- Raw records
--- Start ---

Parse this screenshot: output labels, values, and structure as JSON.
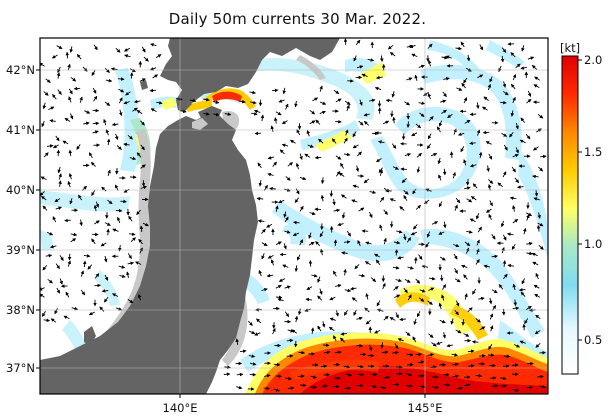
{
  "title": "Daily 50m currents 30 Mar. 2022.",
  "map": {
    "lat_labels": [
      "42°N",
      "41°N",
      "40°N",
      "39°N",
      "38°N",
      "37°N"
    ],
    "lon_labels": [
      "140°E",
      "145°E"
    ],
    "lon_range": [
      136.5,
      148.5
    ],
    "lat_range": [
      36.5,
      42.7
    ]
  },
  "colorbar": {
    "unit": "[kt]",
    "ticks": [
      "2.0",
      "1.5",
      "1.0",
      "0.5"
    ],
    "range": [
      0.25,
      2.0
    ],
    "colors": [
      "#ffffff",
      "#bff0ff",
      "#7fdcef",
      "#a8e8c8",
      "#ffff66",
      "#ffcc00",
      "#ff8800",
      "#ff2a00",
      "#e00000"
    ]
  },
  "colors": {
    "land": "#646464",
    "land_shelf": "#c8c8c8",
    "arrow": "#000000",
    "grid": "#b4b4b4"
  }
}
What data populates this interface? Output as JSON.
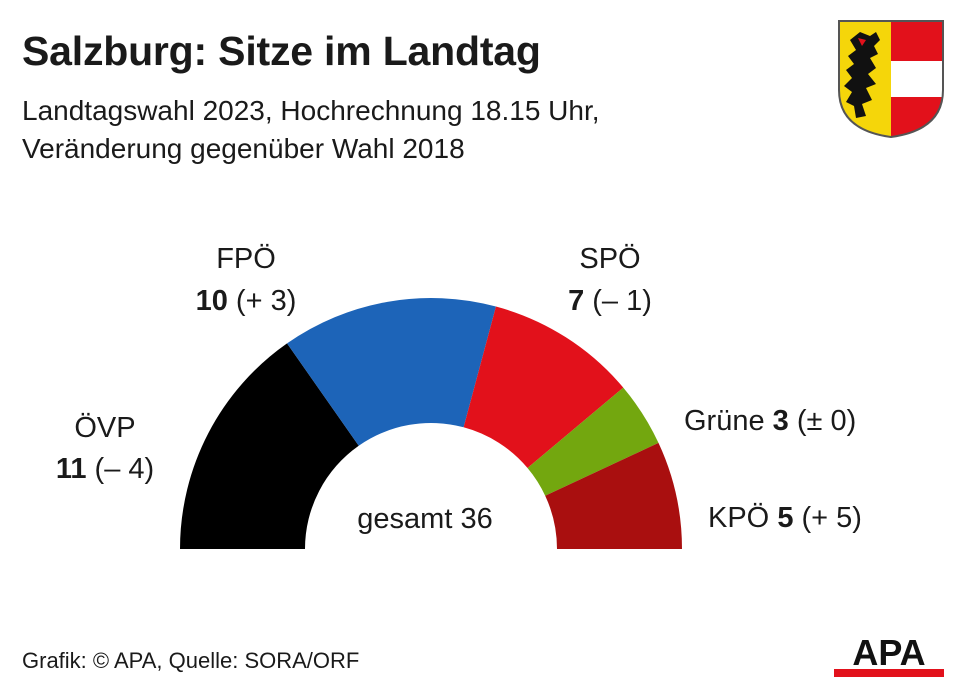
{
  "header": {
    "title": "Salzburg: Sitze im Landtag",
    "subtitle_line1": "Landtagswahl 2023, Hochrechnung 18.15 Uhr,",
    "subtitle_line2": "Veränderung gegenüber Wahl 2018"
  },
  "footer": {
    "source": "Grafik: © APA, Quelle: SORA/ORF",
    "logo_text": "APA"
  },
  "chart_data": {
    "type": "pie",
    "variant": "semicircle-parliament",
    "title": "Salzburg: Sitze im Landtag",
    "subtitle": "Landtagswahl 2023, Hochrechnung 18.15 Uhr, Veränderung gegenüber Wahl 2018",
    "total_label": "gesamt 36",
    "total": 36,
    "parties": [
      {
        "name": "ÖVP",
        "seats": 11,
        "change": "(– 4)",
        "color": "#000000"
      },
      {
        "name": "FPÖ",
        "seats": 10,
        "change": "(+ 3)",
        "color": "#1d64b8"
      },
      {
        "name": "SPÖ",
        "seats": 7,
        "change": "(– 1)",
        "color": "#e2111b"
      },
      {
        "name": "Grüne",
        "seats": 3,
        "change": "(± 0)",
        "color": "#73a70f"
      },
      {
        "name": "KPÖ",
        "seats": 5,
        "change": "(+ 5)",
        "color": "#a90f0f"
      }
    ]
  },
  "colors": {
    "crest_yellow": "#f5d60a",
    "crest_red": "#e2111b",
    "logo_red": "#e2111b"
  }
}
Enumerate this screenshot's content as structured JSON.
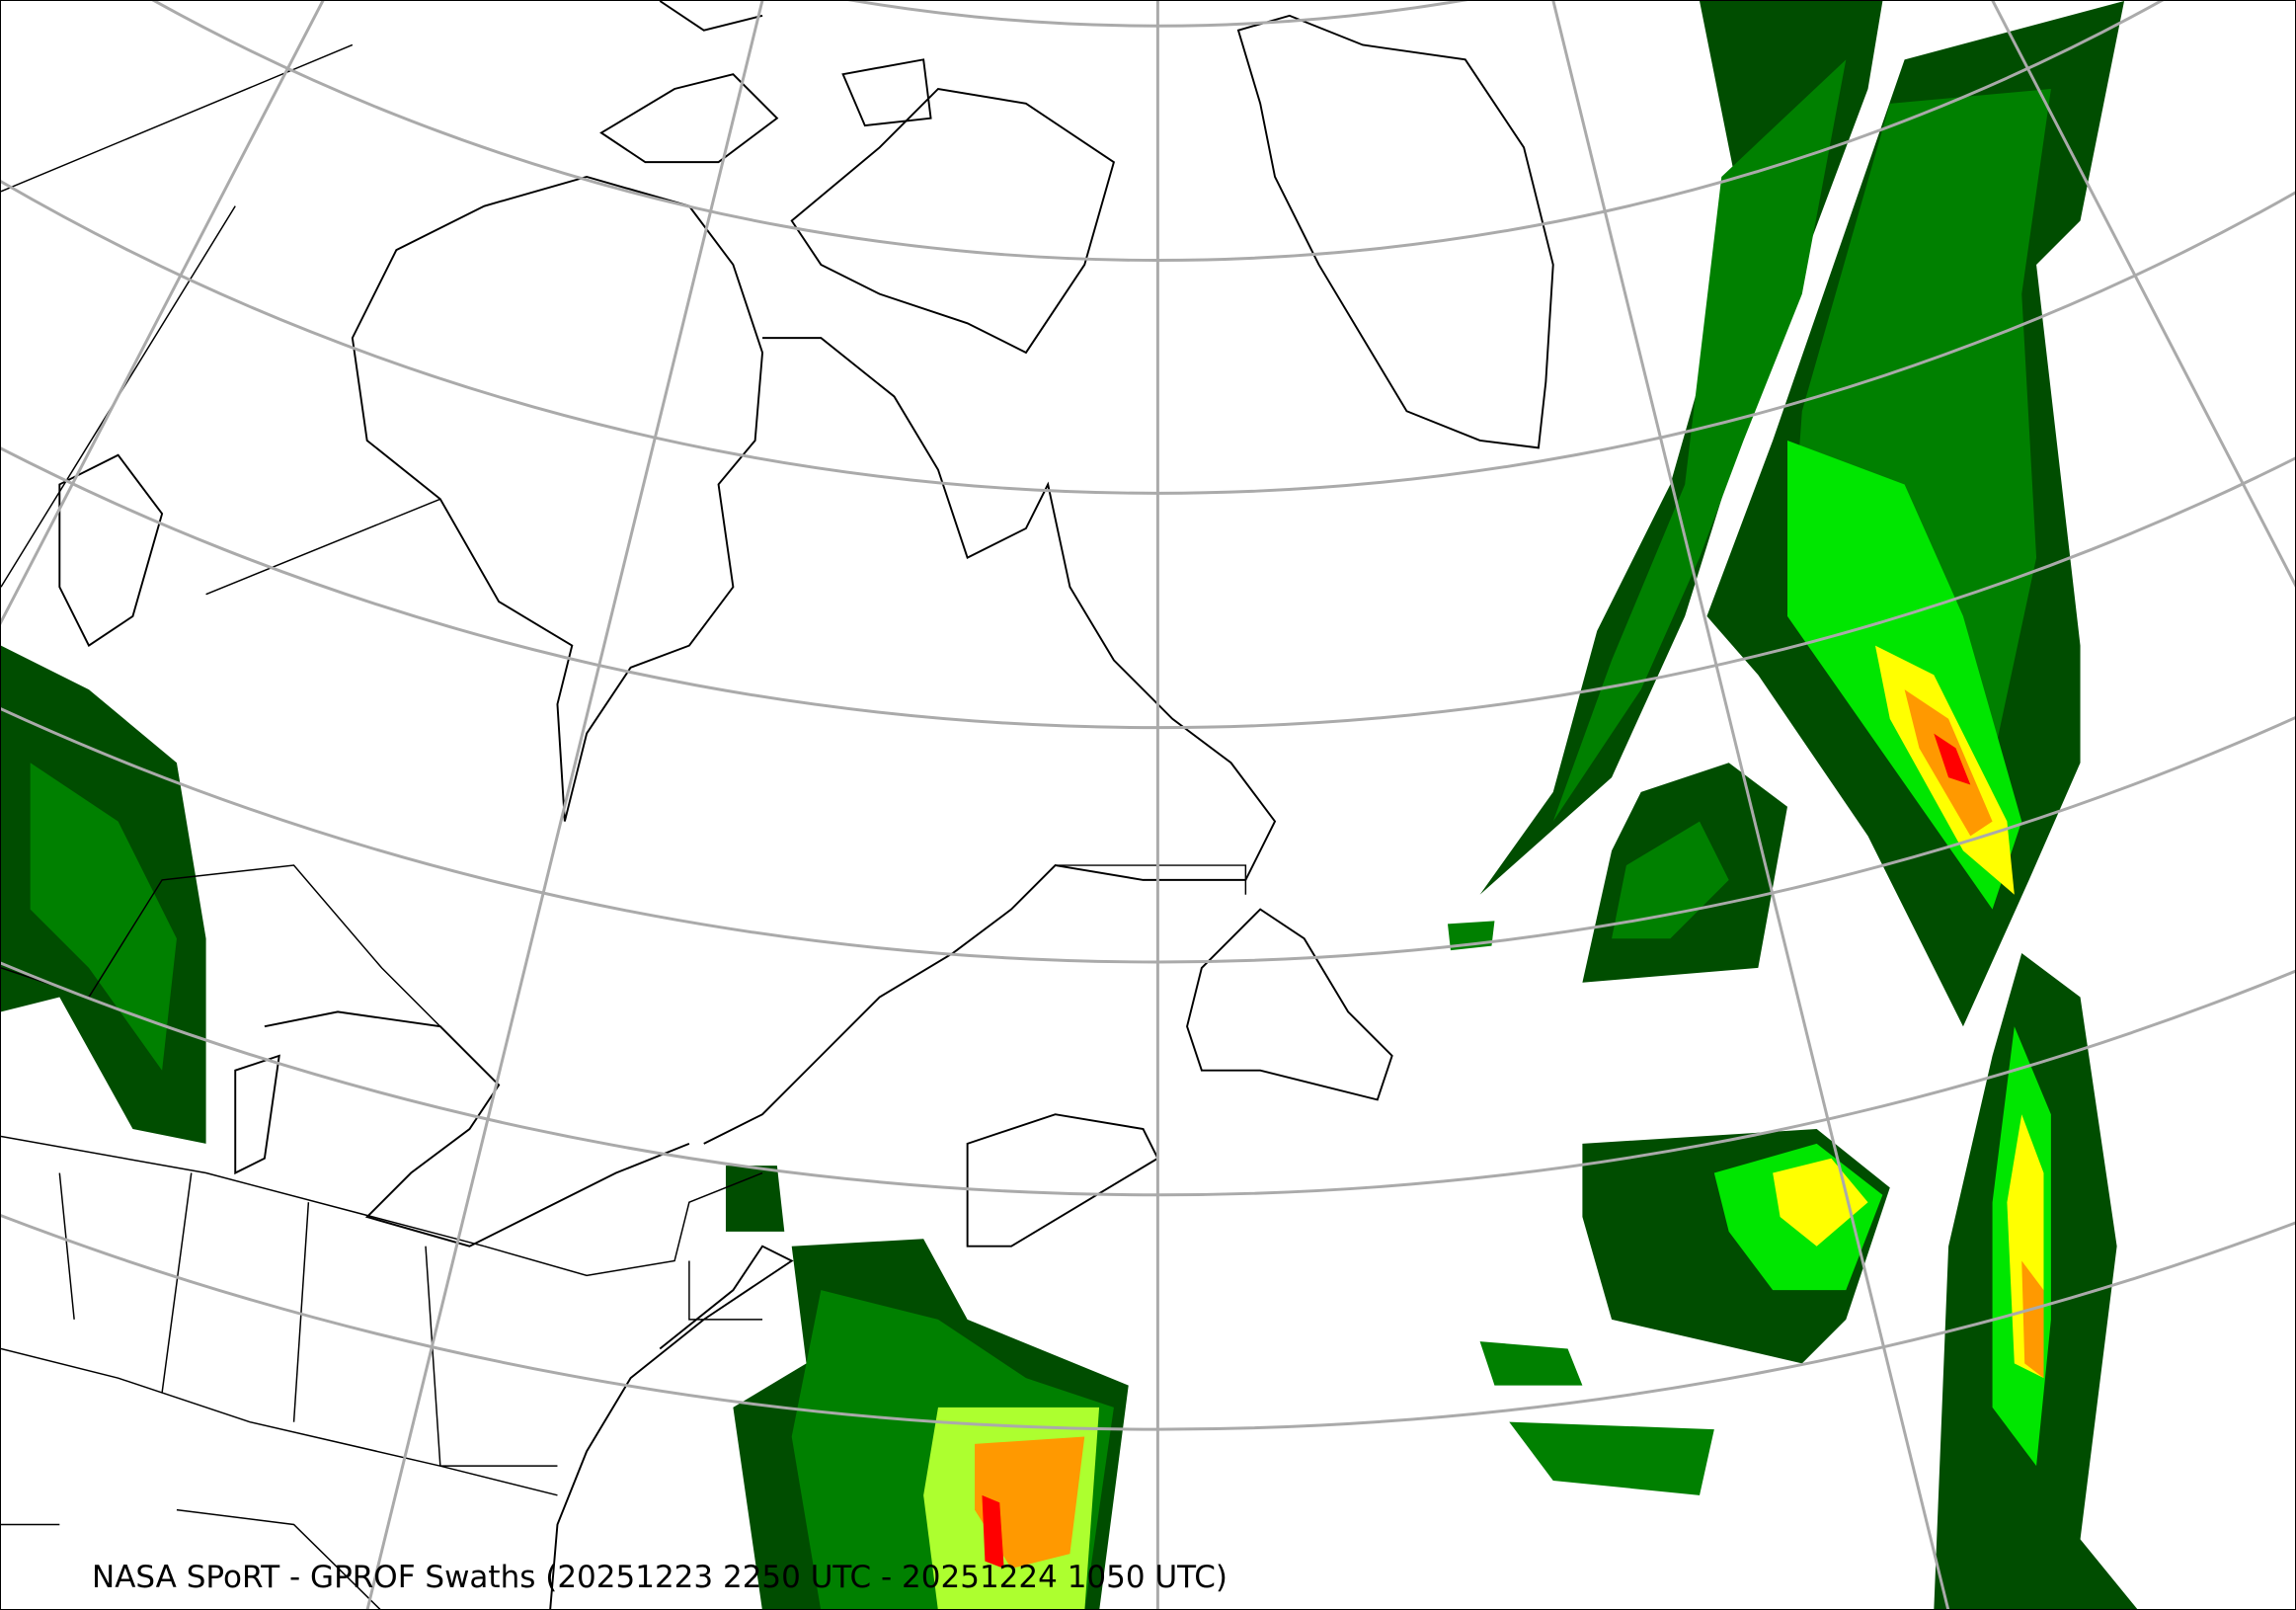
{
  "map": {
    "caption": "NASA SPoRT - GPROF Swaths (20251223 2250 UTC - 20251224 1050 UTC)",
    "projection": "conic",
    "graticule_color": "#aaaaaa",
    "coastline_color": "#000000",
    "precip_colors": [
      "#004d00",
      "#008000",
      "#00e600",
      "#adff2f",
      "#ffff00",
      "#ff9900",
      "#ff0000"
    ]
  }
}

--- End ---

- What you will do
Quote every line word for word and keep the images out of the copy.

- Full answer
Parse this screenshot: output labels, values, and structure as JSON.
{
  "title": "Daily 50m currents 30 Mar. 2022.",
  "map": {
    "lat_labels": [
      "42°N",
      "41°N",
      "40°N",
      "39°N",
      "38°N",
      "37°N"
    ],
    "lon_labels": [
      "140°E",
      "145°E"
    ],
    "lon_range": [
      136.5,
      148.5
    ],
    "lat_range": [
      36.5,
      42.7
    ]
  },
  "colorbar": {
    "unit": "[kt]",
    "ticks": [
      "2.0",
      "1.5",
      "1.0",
      "0.5"
    ],
    "range": [
      0.25,
      2.0
    ],
    "colors": [
      "#ffffff",
      "#bff0ff",
      "#7fdcef",
      "#a8e8c8",
      "#ffff66",
      "#ffcc00",
      "#ff8800",
      "#ff2a00",
      "#e00000"
    ]
  },
  "colors": {
    "land": "#646464",
    "land_shelf": "#c8c8c8",
    "arrow": "#000000",
    "grid": "#b4b4b4"
  }
}
What data populates this interface? Output as JSON.
{
  "header": {
    "title": "Salzburg: Sitze im Landtag",
    "subtitle_line1": "Landtagswahl 2023, Hochrechnung 18.15 Uhr,",
    "subtitle_line2": "Veränderung gegenüber Wahl 2018"
  },
  "footer": {
    "source": "Grafik: © APA, Quelle: SORA/ORF",
    "logo_text": "APA"
  },
  "chart_data": {
    "type": "pie",
    "variant": "semicircle-parliament",
    "title": "Salzburg: Sitze im Landtag",
    "subtitle": "Landtagswahl 2023, Hochrechnung 18.15 Uhr, Veränderung gegenüber Wahl 2018",
    "total_label": "gesamt 36",
    "total": 36,
    "parties": [
      {
        "name": "ÖVP",
        "seats": 11,
        "change": "(– 4)",
        "color": "#000000"
      },
      {
        "name": "FPÖ",
        "seats": 10,
        "change": "(+ 3)",
        "color": "#1d64b8"
      },
      {
        "name": "SPÖ",
        "seats": 7,
        "change": "(– 1)",
        "color": "#e2111b"
      },
      {
        "name": "Grüne",
        "seats": 3,
        "change": "(± 0)",
        "color": "#73a70f"
      },
      {
        "name": "KPÖ",
        "seats": 5,
        "change": "(+ 5)",
        "color": "#a90f0f"
      }
    ]
  },
  "colors": {
    "crest_yellow": "#f5d60a",
    "crest_red": "#e2111b",
    "logo_red": "#e2111b"
  }
}
Enumerate this screenshot's content as structured JSON.
{
  "map": {
    "caption": "NASA SPoRT - GPROF Swaths (20251223 2250 UTC - 20251224 1050 UTC)",
    "projection": "conic",
    "graticule_color": "#aaaaaa",
    "coastline_color": "#000000",
    "precip_colors": [
      "#004d00",
      "#008000",
      "#00e600",
      "#adff2f",
      "#ffff00",
      "#ff9900",
      "#ff0000"
    ]
  }
}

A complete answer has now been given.